Wherever the word "size" turns up in a line of the entries, copy that line.

Data extract
########

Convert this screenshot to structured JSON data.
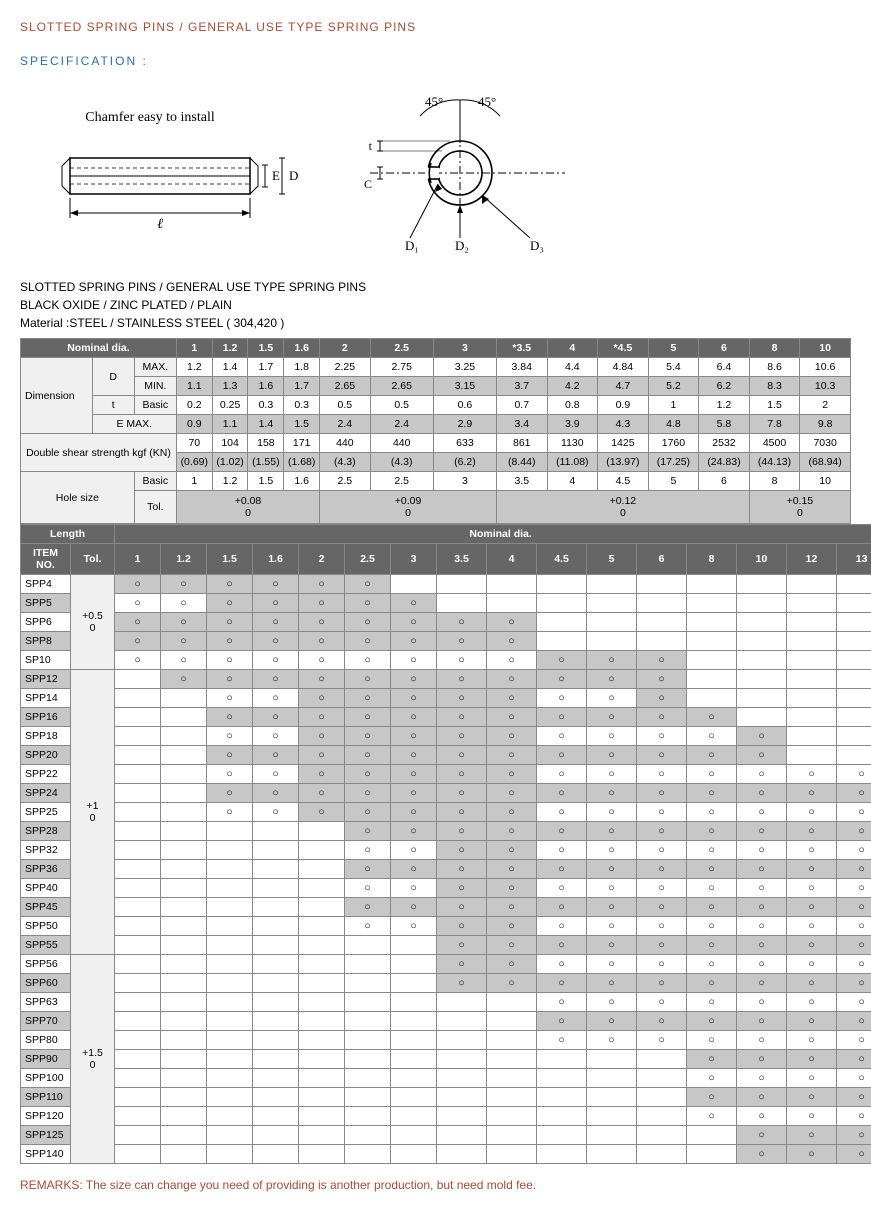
{
  "title": "SLOTTED SPRING PINS / GENERAL USE TYPE SPRING PINS",
  "spec_label": "SPECIFICATION :",
  "diagram_labels": {
    "chamfer": "Chamfer easy to install",
    "E": "E",
    "D": "D",
    "L": "ℓ",
    "ang1": "45°",
    "ang2": "45°",
    "t": "t",
    "C": "C",
    "D1": "D₁",
    "D2": "D₂",
    "D3": "D₃"
  },
  "subtitle": {
    "line1": "SLOTTED SPRING PINS / GENERAL USE TYPE SPRING PINS",
    "line2": "BLACK OXIDE / ZINC PLATED / PLAIN",
    "line3": "Material :STEEL / STAINLESS STEEL ( 304,420 )"
  },
  "colors": {
    "hdr_dark": "#666666",
    "cell_shade": "#c7c7c7",
    "border": "#888888"
  },
  "spec_table": {
    "nominal_hdr": "Nominal dia.",
    "dia_cols": [
      "1",
      "1.2",
      "1.5",
      "1.6",
      "2",
      "2.5",
      "3",
      "*3.5",
      "4",
      "*4.5",
      "5",
      "6",
      "8",
      "10"
    ],
    "dim_label": "Dimension",
    "D": "D",
    "t": "t",
    "max_label": "MAX.",
    "min_label": "MIN.",
    "basic_label": "Basic",
    "emax_label": "E MAX.",
    "max_vals": [
      "1.2",
      "1.4",
      "1.7",
      "1.8",
      "2.25",
      "2.75",
      "3.25",
      "3.84",
      "4.4",
      "4.84",
      "5.4",
      "6.4",
      "8.6",
      "10.6"
    ],
    "min_vals": [
      "1.1",
      "1.3",
      "1.6",
      "1.7",
      "2.65",
      "2.65",
      "3.15",
      "3.7",
      "4.2",
      "4.7",
      "5.2",
      "6.2",
      "8.3",
      "10.3"
    ],
    "t_vals": [
      "0.2",
      "0.25",
      "0.3",
      "0.3",
      "0.5",
      "0.5",
      "0.6",
      "0.7",
      "0.8",
      "0.9",
      "1",
      "1.2",
      "1.5",
      "2"
    ],
    "emax_vals": [
      "0.9",
      "1.1",
      "1.4",
      "1.5",
      "2.4",
      "2.4",
      "2.9",
      "3.4",
      "3.9",
      "4.3",
      "4.8",
      "5.8",
      "7.8",
      "9.8"
    ],
    "shear_label": "Double shear strength kgf (KN)",
    "shear_top": [
      "70",
      "104",
      "158",
      "171",
      "440",
      "440",
      "633",
      "861",
      "1130",
      "1425",
      "1760",
      "2532",
      "4500",
      "7030"
    ],
    "shear_bot": [
      "(0.69)",
      "(1.02)",
      "(1.55)",
      "(1.68)",
      "(4.3)",
      "(4.3)",
      "(6.2)",
      "(8.44)",
      "(11.08)",
      "(13.97)",
      "(17.25)",
      "(24.83)",
      "(44.13)",
      "(68.94)"
    ],
    "hole_label": "Hole size",
    "hole_basic": [
      "1",
      "1.2",
      "1.5",
      "1.6",
      "2.5",
      "2.5",
      "3",
      "3.5",
      "4",
      "4.5",
      "5",
      "6",
      "8",
      "10"
    ],
    "tol_label": "Tol.",
    "tol_groups": [
      {
        "span": 4,
        "top": "+0.08",
        "bot": "0"
      },
      {
        "span": 3,
        "top": "+0.09",
        "bot": "0"
      },
      {
        "span": 5,
        "top": "+0.12",
        "bot": "0"
      },
      {
        "span": 2,
        "top": "+0.15",
        "bot": "0"
      }
    ]
  },
  "length_table": {
    "length_hdr": "Length",
    "nominal_hdr": "Nominal dia.",
    "itemno_hdr": "ITEM NO.",
    "tol_hdr": "Tol.",
    "dia_cols": [
      "1",
      "1.2",
      "1.5",
      "1.6",
      "2",
      "2.5",
      "3",
      "3.5",
      "4",
      "4.5",
      "5",
      "6",
      "8",
      "10",
      "12",
      "13"
    ],
    "tol_groups": [
      {
        "label_top": "+0.5",
        "label_bot": "0",
        "count": 5
      },
      {
        "label_top": "+1",
        "label_bot": "0",
        "count": 15
      },
      {
        "label_top": "+1.5",
        "label_bot": "0",
        "count": 11
      }
    ],
    "rows": [
      {
        "item": "SPP4",
        "shade": false,
        "cells": [
          "○",
          "○",
          "○",
          "○",
          "○",
          "○",
          "",
          "",
          "",
          "",
          "",
          "",
          "",
          "",
          "",
          ""
        ]
      },
      {
        "item": "SPP5",
        "shade": true,
        "cells": [
          "○",
          "○",
          "○",
          "○",
          "○",
          "○",
          "○",
          "",
          "",
          "",
          "",
          "",
          "",
          "",
          "",
          ""
        ]
      },
      {
        "item": "SPP6",
        "shade": false,
        "cells": [
          "○",
          "○",
          "○",
          "○",
          "○",
          "○",
          "○",
          "○",
          "○",
          "",
          "",
          "",
          "",
          "",
          "",
          ""
        ]
      },
      {
        "item": "SPP8",
        "shade": true,
        "cells": [
          "○",
          "○",
          "○",
          "○",
          "○",
          "○",
          "○",
          "○",
          "○",
          "",
          "",
          "",
          "",
          "",
          "",
          ""
        ]
      },
      {
        "item": "SP10",
        "shade": false,
        "cells": [
          "○",
          "○",
          "○",
          "○",
          "○",
          "○",
          "○",
          "○",
          "○",
          "○",
          "○",
          "○",
          "",
          "",
          "",
          ""
        ]
      },
      {
        "item": "SPP12",
        "shade": true,
        "cells": [
          "",
          "○",
          "○",
          "○",
          "○",
          "○",
          "○",
          "○",
          "○",
          "○",
          "○",
          "○",
          "",
          "",
          "",
          ""
        ]
      },
      {
        "item": "SPP14",
        "shade": false,
        "cells": [
          "",
          "",
          "○",
          "○",
          "○",
          "○",
          "○",
          "○",
          "○",
          "○",
          "○",
          "○",
          "",
          "",
          "",
          ""
        ]
      },
      {
        "item": "SPP16",
        "shade": true,
        "cells": [
          "",
          "",
          "○",
          "○",
          "○",
          "○",
          "○",
          "○",
          "○",
          "○",
          "○",
          "○",
          "○",
          "",
          "",
          ""
        ]
      },
      {
        "item": "SPP18",
        "shade": false,
        "cells": [
          "",
          "",
          "○",
          "○",
          "○",
          "○",
          "○",
          "○",
          "○",
          "○",
          "○",
          "○",
          "○",
          "○",
          "",
          ""
        ]
      },
      {
        "item": "SPP20",
        "shade": true,
        "cells": [
          "",
          "",
          "○",
          "○",
          "○",
          "○",
          "○",
          "○",
          "○",
          "○",
          "○",
          "○",
          "○",
          "○",
          "",
          ""
        ]
      },
      {
        "item": "SPP22",
        "shade": false,
        "cells": [
          "",
          "",
          "○",
          "○",
          "○",
          "○",
          "○",
          "○",
          "○",
          "○",
          "○",
          "○",
          "○",
          "○",
          "○",
          "○"
        ]
      },
      {
        "item": "SPP24",
        "shade": true,
        "cells": [
          "",
          "",
          "○",
          "○",
          "○",
          "○",
          "○",
          "○",
          "○",
          "○",
          "○",
          "○",
          "○",
          "○",
          "○",
          "○"
        ]
      },
      {
        "item": "SPP25",
        "shade": false,
        "cells": [
          "",
          "",
          "○",
          "○",
          "○",
          "○",
          "○",
          "○",
          "○",
          "○",
          "○",
          "○",
          "○",
          "○",
          "○",
          "○"
        ]
      },
      {
        "item": "SPP28",
        "shade": true,
        "cells": [
          "",
          "",
          "",
          "",
          "",
          "○",
          "○",
          "○",
          "○",
          "○",
          "○",
          "○",
          "○",
          "○",
          "○",
          "○"
        ]
      },
      {
        "item": "SPP32",
        "shade": false,
        "cells": [
          "",
          "",
          "",
          "",
          "",
          "○",
          "○",
          "○",
          "○",
          "○",
          "○",
          "○",
          "○",
          "○",
          "○",
          "○"
        ]
      },
      {
        "item": "SPP36",
        "shade": true,
        "cells": [
          "",
          "",
          "",
          "",
          "",
          "○",
          "○",
          "○",
          "○",
          "○",
          "○",
          "○",
          "○",
          "○",
          "○",
          "○"
        ]
      },
      {
        "item": "SPP40",
        "shade": false,
        "cells": [
          "",
          "",
          "",
          "",
          "",
          "○",
          "○",
          "○",
          "○",
          "○",
          "○",
          "○",
          "○",
          "○",
          "○",
          "○"
        ]
      },
      {
        "item": "SPP45",
        "shade": true,
        "cells": [
          "",
          "",
          "",
          "",
          "",
          "○",
          "○",
          "○",
          "○",
          "○",
          "○",
          "○",
          "○",
          "○",
          "○",
          "○"
        ]
      },
      {
        "item": "SPP50",
        "shade": false,
        "cells": [
          "",
          "",
          "",
          "",
          "",
          "○",
          "○",
          "○",
          "○",
          "○",
          "○",
          "○",
          "○",
          "○",
          "○",
          "○"
        ]
      },
      {
        "item": "SPP55",
        "shade": true,
        "cells": [
          "",
          "",
          "",
          "",
          "",
          "",
          "",
          "○",
          "○",
          "○",
          "○",
          "○",
          "○",
          "○",
          "○",
          "○"
        ]
      },
      {
        "item": "SPP56",
        "shade": false,
        "cells": [
          "",
          "",
          "",
          "",
          "",
          "",
          "",
          "○",
          "○",
          "○",
          "○",
          "○",
          "○",
          "○",
          "○",
          "○"
        ]
      },
      {
        "item": "SPP60",
        "shade": true,
        "cells": [
          "",
          "",
          "",
          "",
          "",
          "",
          "",
          "○",
          "○",
          "○",
          "○",
          "○",
          "○",
          "○",
          "○",
          "○"
        ]
      },
      {
        "item": "SPP63",
        "shade": false,
        "cells": [
          "",
          "",
          "",
          "",
          "",
          "",
          "",
          "",
          "",
          "○",
          "○",
          "○",
          "○",
          "○",
          "○",
          "○"
        ]
      },
      {
        "item": "SPP70",
        "shade": true,
        "cells": [
          "",
          "",
          "",
          "",
          "",
          "",
          "",
          "",
          "",
          "○",
          "○",
          "○",
          "○",
          "○",
          "○",
          "○"
        ]
      },
      {
        "item": "SPP80",
        "shade": false,
        "cells": [
          "",
          "",
          "",
          "",
          "",
          "",
          "",
          "",
          "",
          "○",
          "○",
          "○",
          "○",
          "○",
          "○",
          "○"
        ]
      },
      {
        "item": "SPP90",
        "shade": true,
        "cells": [
          "",
          "",
          "",
          "",
          "",
          "",
          "",
          "",
          "",
          "",
          "",
          "",
          "○",
          "○",
          "○",
          "○"
        ]
      },
      {
        "item": "SPP100",
        "shade": false,
        "cells": [
          "",
          "",
          "",
          "",
          "",
          "",
          "",
          "",
          "",
          "",
          "",
          "",
          "○",
          "○",
          "○",
          "○"
        ]
      },
      {
        "item": "SPP110",
        "shade": true,
        "cells": [
          "",
          "",
          "",
          "",
          "",
          "",
          "",
          "",
          "",
          "",
          "",
          "",
          "○",
          "○",
          "○",
          "○"
        ]
      },
      {
        "item": "SPP120",
        "shade": false,
        "cells": [
          "",
          "",
          "",
          "",
          "",
          "",
          "",
          "",
          "",
          "",
          "",
          "",
          "○",
          "○",
          "○",
          "○"
        ]
      },
      {
        "item": "SPP125",
        "shade": true,
        "cells": [
          "",
          "",
          "",
          "",
          "",
          "",
          "",
          "",
          "",
          "",
          "",
          "",
          "",
          "○",
          "○",
          "○"
        ]
      },
      {
        "item": "SPP140",
        "shade": false,
        "cells": [
          "",
          "",
          "",
          "",
          "",
          "",
          "",
          "",
          "",
          "",
          "",
          "",
          "",
          "○",
          "○",
          "○"
        ]
      }
    ],
    "shaded_cols_per_row": [
      [
        0,
        1,
        2,
        3,
        4,
        5
      ],
      [
        2,
        3,
        4,
        5,
        6
      ],
      [
        0,
        1,
        2,
        3,
        4,
        5,
        6,
        7,
        8
      ],
      [
        0,
        1,
        2,
        3,
        4,
        5,
        6,
        7,
        8
      ],
      [
        9,
        10,
        11
      ],
      [
        1,
        2,
        3,
        4,
        5,
        6,
        7,
        8,
        9,
        10,
        11
      ],
      [
        4,
        5,
        6,
        7,
        8,
        11
      ],
      [
        2,
        3,
        4,
        5,
        6,
        7,
        8,
        9,
        10,
        11,
        12
      ],
      [
        4,
        5,
        6,
        7,
        8,
        13
      ],
      [
        2,
        3,
        4,
        5,
        6,
        7,
        8,
        9,
        10,
        11,
        12,
        13
      ],
      [
        4,
        5,
        6,
        7,
        8
      ],
      [
        2,
        3,
        4,
        5,
        6,
        7,
        8,
        9,
        10,
        11,
        12,
        13,
        14,
        15
      ],
      [
        4,
        5,
        6,
        7,
        8
      ],
      [
        5,
        6,
        7,
        8,
        9,
        10,
        11,
        12,
        13,
        14,
        15
      ],
      [
        7,
        8
      ],
      [
        5,
        6,
        7,
        8,
        9,
        10,
        11,
        12,
        13,
        14,
        15
      ],
      [
        7,
        8
      ],
      [
        5,
        6,
        7,
        8,
        9,
        10,
        11,
        12,
        13,
        14,
        15
      ],
      [
        7,
        8
      ],
      [
        7,
        8,
        9,
        10,
        11,
        12,
        13,
        14,
        15
      ],
      [
        7,
        8
      ],
      [
        7,
        8,
        9,
        10,
        11,
        12,
        13,
        14,
        15
      ],
      [],
      [
        9,
        10,
        11,
        12,
        13,
        14,
        15
      ],
      [],
      [
        12,
        13,
        14,
        15
      ],
      [],
      [
        12,
        13,
        14,
        15
      ],
      [],
      [
        13,
        14,
        15
      ],
      [
        13,
        14,
        15
      ]
    ]
  },
  "remarks": "REMARKS: The size can change you need of providing is another production, but need mold fee."
}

########

The result
    "hole_label": "Hole size",
  "remarks": "REMARKS: The size can change you need of providing is another production, but need mold fee."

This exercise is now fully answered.